**TASK TO CARRY OUT:** Among the records that follow, count the lines with the string "Edit"; report only that count.

'''

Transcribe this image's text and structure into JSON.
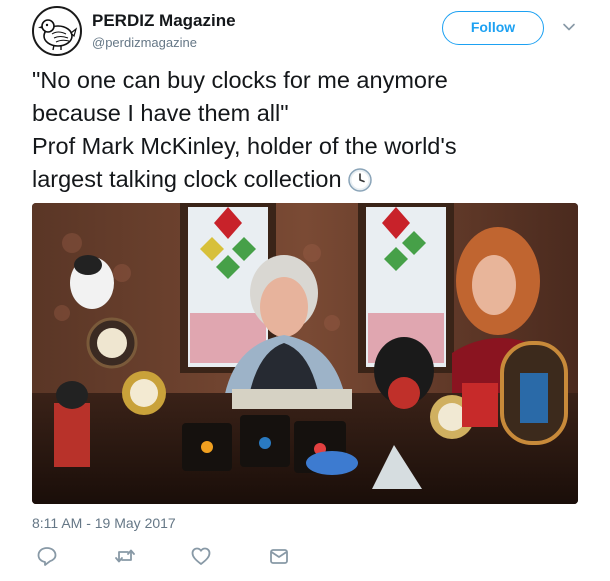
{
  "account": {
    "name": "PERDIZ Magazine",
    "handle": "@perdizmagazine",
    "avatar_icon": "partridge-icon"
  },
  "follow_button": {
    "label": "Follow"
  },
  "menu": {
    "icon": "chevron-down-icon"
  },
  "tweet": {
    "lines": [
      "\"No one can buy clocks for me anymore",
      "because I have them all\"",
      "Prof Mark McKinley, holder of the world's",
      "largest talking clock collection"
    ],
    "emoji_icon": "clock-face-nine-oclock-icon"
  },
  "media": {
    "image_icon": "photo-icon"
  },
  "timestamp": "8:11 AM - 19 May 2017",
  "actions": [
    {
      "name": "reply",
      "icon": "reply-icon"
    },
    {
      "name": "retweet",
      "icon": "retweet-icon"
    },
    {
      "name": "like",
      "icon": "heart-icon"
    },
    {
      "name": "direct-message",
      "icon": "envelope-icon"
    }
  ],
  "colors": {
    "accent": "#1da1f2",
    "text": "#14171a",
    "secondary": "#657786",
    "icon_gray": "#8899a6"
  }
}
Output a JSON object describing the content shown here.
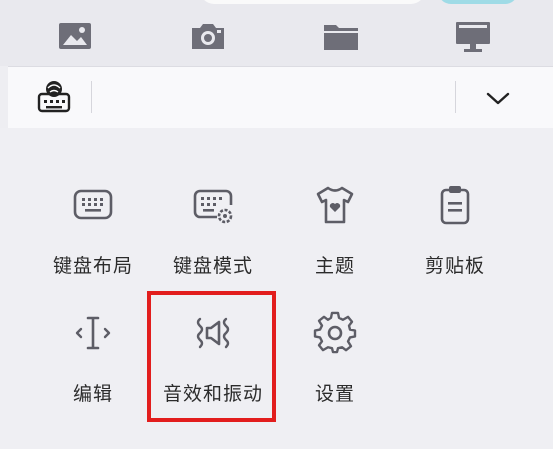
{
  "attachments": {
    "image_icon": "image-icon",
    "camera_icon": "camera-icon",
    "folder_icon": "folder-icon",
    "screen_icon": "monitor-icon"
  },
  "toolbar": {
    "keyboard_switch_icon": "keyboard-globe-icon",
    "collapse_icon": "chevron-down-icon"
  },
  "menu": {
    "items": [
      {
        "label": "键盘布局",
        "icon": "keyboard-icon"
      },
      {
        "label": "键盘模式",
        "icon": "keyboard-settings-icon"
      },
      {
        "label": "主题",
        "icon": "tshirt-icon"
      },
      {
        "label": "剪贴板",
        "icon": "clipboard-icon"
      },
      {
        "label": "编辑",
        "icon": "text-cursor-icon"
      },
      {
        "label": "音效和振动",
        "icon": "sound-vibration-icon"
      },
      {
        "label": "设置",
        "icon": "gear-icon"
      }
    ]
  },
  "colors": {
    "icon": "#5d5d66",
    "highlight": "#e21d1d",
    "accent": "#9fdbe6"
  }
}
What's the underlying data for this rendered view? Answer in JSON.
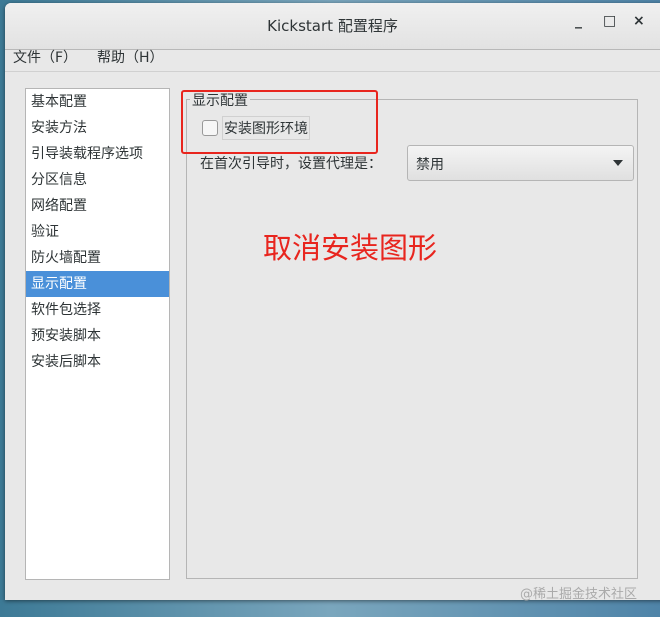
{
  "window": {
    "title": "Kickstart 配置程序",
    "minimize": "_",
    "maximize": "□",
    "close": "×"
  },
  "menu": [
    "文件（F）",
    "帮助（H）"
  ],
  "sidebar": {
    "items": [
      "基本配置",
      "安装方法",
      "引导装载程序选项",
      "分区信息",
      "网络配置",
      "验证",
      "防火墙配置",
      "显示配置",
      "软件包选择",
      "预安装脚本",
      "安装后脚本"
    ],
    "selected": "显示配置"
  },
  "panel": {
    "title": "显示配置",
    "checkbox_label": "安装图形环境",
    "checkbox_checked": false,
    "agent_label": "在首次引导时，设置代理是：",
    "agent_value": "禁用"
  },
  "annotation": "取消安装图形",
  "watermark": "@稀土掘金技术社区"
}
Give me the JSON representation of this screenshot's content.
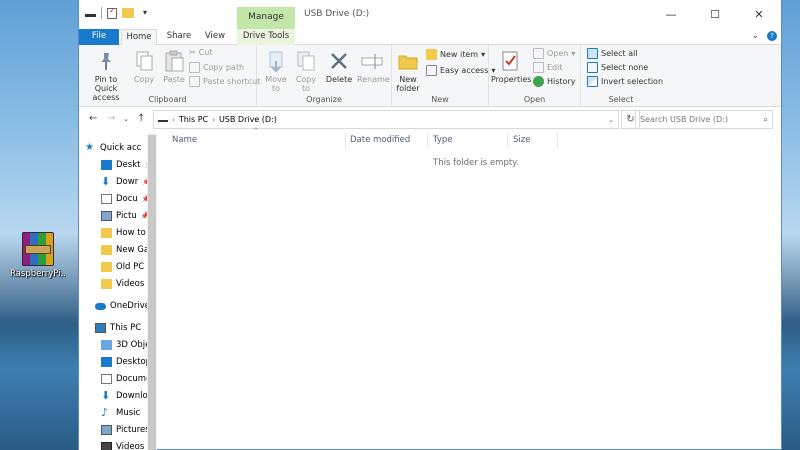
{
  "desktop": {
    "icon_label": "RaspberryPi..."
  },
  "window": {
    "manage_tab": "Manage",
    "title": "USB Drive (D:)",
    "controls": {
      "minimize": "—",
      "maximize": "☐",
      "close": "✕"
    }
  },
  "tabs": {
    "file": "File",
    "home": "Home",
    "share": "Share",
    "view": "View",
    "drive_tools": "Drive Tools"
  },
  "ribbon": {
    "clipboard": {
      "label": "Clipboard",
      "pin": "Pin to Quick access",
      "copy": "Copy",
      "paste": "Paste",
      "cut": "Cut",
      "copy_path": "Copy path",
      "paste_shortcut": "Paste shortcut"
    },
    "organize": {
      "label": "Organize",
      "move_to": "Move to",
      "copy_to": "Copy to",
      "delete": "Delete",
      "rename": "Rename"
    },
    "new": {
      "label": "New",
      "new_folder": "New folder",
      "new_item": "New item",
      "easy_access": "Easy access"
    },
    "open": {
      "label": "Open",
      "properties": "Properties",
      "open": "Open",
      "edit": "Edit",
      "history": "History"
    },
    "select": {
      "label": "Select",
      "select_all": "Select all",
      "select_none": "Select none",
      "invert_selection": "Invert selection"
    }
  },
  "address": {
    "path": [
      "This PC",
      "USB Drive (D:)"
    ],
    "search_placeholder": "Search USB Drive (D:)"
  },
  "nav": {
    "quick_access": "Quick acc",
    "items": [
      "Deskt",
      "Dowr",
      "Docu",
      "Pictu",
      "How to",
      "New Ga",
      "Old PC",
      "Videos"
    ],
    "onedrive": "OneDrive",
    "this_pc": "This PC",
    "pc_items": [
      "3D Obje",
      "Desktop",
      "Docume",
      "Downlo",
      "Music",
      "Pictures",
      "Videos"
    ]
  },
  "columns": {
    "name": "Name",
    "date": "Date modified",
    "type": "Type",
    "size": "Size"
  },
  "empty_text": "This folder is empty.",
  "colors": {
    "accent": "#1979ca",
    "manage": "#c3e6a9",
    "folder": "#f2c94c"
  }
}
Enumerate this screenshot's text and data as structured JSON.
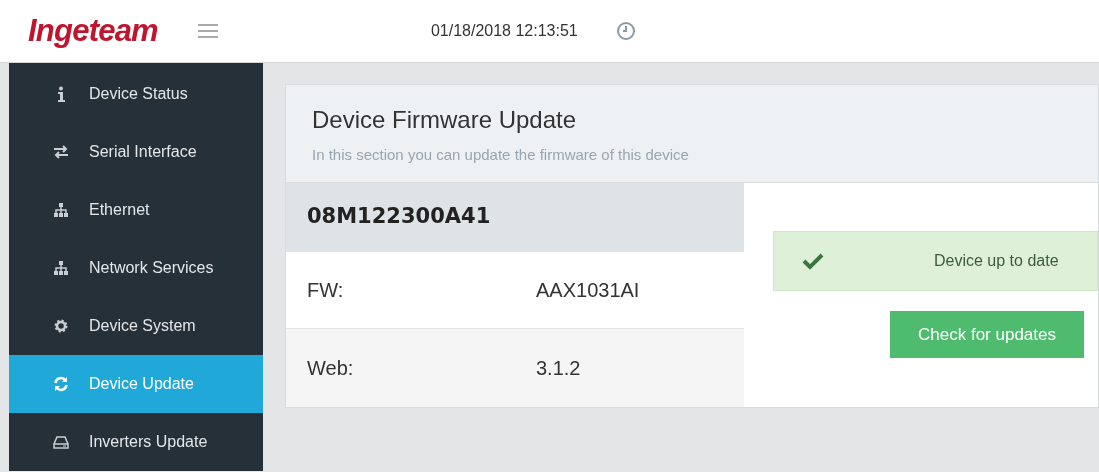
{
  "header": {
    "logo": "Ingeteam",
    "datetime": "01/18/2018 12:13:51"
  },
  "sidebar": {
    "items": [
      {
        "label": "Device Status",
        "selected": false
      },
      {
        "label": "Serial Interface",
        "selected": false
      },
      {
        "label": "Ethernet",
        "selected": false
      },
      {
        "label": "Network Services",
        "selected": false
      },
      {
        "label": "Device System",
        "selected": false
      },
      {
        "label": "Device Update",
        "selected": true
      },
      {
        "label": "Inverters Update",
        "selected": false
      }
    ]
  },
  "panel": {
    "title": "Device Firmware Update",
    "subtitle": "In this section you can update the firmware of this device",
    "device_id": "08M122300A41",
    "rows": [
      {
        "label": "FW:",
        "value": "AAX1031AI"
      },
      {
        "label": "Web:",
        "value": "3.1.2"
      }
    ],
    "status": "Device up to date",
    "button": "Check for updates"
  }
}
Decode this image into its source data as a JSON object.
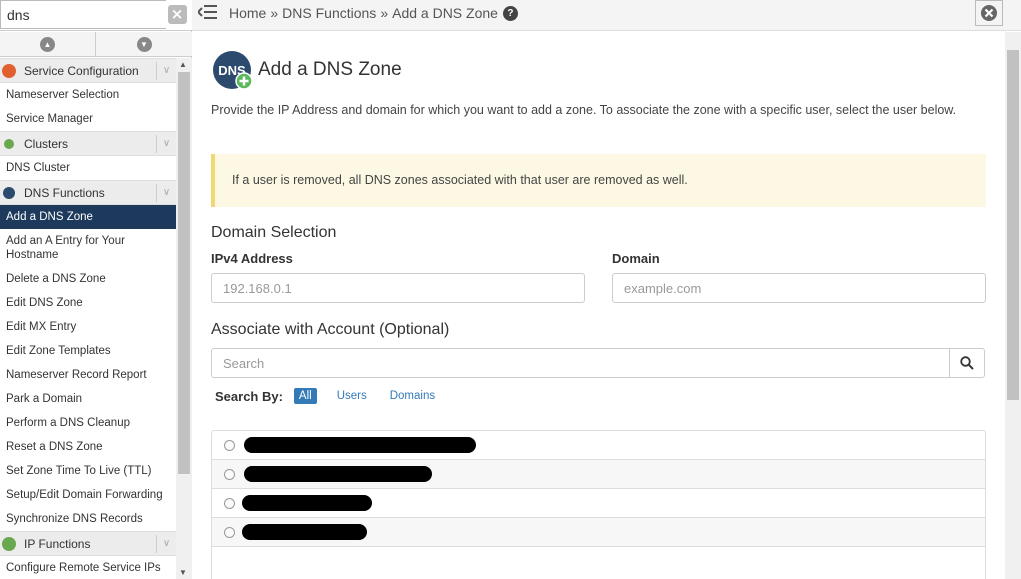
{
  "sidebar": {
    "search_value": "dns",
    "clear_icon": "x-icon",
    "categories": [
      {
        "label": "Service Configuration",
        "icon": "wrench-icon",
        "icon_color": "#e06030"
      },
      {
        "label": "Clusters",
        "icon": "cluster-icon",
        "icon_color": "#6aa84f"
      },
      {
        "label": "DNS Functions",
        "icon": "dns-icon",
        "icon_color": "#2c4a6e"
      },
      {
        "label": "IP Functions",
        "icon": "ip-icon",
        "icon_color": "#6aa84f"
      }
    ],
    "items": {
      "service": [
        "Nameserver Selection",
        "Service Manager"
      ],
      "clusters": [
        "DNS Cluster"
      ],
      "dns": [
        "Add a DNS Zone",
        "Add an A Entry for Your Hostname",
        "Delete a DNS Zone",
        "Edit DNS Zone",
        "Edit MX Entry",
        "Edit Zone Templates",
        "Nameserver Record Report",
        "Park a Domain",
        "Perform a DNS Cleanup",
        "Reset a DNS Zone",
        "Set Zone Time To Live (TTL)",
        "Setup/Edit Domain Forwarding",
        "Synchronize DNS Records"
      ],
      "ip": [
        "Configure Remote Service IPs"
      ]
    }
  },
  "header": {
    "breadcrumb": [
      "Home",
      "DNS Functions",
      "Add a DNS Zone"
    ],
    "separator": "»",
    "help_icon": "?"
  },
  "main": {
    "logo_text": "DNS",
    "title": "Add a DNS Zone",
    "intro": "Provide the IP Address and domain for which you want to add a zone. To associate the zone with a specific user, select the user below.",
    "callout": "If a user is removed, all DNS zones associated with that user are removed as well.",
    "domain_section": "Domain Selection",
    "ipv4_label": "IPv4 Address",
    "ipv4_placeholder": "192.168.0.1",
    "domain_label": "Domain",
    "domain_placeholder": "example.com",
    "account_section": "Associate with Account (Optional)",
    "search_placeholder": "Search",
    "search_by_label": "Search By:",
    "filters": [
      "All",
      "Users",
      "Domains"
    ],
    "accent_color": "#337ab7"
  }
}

'''

**WRITTEN RESPONSE:** 5